>> Begin Data extract

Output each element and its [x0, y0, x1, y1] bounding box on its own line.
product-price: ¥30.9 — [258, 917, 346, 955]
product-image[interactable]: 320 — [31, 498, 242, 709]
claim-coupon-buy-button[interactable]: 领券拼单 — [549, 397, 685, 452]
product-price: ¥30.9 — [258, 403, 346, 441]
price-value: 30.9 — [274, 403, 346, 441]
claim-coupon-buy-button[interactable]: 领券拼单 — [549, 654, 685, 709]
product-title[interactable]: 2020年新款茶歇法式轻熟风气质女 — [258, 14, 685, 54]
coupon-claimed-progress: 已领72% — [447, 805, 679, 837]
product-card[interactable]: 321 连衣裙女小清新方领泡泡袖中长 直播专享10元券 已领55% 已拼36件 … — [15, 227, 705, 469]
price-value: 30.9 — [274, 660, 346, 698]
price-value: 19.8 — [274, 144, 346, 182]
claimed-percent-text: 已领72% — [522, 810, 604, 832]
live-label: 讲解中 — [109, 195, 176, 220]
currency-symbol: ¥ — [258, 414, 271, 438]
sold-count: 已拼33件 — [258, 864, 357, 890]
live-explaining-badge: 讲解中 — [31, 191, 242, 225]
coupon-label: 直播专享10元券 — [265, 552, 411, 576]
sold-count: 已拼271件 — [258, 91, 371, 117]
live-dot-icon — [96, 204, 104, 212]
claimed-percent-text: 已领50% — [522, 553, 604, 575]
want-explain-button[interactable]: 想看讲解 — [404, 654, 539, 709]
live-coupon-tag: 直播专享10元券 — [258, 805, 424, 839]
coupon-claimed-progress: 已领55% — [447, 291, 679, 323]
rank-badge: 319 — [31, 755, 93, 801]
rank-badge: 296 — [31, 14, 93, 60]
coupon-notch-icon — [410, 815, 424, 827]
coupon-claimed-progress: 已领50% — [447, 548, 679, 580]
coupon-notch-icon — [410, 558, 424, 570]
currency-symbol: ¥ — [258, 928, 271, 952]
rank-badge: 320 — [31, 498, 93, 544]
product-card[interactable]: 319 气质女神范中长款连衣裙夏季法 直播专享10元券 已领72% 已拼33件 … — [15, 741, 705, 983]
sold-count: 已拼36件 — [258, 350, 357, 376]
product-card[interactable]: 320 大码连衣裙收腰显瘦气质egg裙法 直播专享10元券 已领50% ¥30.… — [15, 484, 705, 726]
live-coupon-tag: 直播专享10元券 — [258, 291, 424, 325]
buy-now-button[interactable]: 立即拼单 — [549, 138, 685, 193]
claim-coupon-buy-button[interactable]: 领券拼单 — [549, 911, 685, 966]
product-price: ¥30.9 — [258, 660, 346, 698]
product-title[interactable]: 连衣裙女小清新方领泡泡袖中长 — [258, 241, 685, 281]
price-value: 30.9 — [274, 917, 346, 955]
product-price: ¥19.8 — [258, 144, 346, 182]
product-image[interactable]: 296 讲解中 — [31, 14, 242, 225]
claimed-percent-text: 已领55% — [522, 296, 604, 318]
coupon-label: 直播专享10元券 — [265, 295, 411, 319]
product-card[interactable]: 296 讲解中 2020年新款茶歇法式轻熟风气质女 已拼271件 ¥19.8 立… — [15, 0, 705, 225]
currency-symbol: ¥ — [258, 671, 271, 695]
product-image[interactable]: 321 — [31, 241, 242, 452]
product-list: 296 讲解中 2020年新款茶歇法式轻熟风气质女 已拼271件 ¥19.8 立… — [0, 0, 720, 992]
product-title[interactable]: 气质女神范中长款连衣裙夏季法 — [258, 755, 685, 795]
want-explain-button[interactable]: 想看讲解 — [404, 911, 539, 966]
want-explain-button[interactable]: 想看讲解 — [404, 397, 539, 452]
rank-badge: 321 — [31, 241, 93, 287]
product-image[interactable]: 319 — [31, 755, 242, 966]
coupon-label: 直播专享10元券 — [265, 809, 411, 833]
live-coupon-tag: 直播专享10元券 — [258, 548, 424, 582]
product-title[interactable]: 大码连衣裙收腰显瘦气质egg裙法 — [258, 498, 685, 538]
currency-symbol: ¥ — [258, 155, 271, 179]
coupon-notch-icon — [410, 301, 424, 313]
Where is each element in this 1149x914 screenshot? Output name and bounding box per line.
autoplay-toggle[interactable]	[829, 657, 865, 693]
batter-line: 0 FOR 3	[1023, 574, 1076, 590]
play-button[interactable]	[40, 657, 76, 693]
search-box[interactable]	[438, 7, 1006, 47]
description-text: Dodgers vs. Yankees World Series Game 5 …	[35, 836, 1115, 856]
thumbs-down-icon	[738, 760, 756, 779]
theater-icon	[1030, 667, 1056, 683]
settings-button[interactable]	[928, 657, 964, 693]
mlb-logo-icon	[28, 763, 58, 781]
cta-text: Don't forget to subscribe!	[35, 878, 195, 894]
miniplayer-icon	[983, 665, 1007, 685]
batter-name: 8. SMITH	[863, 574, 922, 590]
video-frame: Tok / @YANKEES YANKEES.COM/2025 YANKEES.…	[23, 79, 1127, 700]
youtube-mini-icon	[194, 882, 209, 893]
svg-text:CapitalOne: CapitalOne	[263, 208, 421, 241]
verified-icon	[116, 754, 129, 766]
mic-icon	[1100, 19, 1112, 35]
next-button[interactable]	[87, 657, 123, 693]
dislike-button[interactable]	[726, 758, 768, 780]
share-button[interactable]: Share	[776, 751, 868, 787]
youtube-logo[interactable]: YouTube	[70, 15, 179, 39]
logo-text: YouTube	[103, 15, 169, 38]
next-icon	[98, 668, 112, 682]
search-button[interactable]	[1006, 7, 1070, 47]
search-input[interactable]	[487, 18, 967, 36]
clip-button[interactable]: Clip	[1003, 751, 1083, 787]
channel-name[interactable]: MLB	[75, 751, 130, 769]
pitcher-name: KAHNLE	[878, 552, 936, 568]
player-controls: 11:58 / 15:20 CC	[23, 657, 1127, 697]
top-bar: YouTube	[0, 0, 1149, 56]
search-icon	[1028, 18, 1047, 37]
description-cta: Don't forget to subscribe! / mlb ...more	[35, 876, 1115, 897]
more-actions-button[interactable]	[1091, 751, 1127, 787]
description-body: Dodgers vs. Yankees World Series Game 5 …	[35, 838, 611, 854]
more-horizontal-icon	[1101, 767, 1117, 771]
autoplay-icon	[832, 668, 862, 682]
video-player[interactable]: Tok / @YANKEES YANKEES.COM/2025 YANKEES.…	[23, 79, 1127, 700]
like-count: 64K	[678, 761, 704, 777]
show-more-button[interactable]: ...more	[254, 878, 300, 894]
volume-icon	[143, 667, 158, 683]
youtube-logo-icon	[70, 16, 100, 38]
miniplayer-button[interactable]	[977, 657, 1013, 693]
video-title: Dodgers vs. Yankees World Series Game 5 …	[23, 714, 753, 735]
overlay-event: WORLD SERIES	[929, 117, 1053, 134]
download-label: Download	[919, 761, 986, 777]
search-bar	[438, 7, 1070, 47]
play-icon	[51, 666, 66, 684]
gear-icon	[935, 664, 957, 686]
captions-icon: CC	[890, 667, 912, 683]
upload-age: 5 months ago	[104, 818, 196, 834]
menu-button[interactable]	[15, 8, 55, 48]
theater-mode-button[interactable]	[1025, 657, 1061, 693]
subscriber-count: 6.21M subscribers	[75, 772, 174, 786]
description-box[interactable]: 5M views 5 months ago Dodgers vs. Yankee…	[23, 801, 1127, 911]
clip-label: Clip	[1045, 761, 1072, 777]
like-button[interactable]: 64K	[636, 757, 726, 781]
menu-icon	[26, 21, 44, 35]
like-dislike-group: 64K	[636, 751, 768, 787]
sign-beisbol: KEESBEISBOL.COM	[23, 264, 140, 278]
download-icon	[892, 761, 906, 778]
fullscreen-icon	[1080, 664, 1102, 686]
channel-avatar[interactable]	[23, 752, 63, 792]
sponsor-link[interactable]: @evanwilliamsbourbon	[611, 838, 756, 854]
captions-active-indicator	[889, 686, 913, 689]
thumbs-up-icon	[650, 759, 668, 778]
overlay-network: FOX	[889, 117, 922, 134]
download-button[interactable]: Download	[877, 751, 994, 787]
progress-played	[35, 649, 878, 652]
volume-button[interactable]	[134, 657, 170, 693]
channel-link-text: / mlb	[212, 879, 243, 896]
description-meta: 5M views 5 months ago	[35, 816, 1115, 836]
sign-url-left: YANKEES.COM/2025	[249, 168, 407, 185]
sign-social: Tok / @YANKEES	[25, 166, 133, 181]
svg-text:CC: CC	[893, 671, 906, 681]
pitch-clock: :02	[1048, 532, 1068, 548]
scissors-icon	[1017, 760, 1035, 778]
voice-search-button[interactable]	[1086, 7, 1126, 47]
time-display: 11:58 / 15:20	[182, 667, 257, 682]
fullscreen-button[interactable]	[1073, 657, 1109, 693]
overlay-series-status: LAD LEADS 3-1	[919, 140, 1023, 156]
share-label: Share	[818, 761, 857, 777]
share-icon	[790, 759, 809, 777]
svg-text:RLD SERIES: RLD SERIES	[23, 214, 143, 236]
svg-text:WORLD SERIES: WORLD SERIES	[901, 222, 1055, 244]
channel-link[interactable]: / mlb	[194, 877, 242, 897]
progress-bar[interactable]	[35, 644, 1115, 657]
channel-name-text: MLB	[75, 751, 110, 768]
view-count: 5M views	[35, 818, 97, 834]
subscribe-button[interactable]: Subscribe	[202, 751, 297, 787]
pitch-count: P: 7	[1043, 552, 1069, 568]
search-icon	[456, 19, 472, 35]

>> End Data extract

Task to complete: Put the lines from the start of the items through the line holding "coupon-claimed-progress: 已领72% —", inclusive, into a Markdown table with the columns Row and Text, one numbered line per row and blank lines left out.

Solution below:
| Row | Text |
|---|---|
| 1 | Output each element and its [x0, y0, x1, y1] bounding box on its own line. |
| 2 | product-price: ¥30.9 — [258, 917, 346, 955] |
| 3 | product-image[interactable]: 320 — [31, 498, 242, 709] |
| 4 | claim-coupon-buy-button[interactable]: 领券拼单 — [549, 397, 685, 452] |
| 5 | product-price: ¥30.9 — [258, 403, 346, 441] |
| 6 | price-value: 30.9 — [274, 403, 346, 441] |
| 7 | claim-coupon-buy-button[interactable]: 领券拼单 — [549, 654, 685, 709] |
| 8 | product-title[interactable]: 2020年新款茶歇法式轻熟风气质女 — [258, 14, 685, 54] |
| 9 | coupon-claimed-progress: 已领72% — [447, 805, 679, 837] |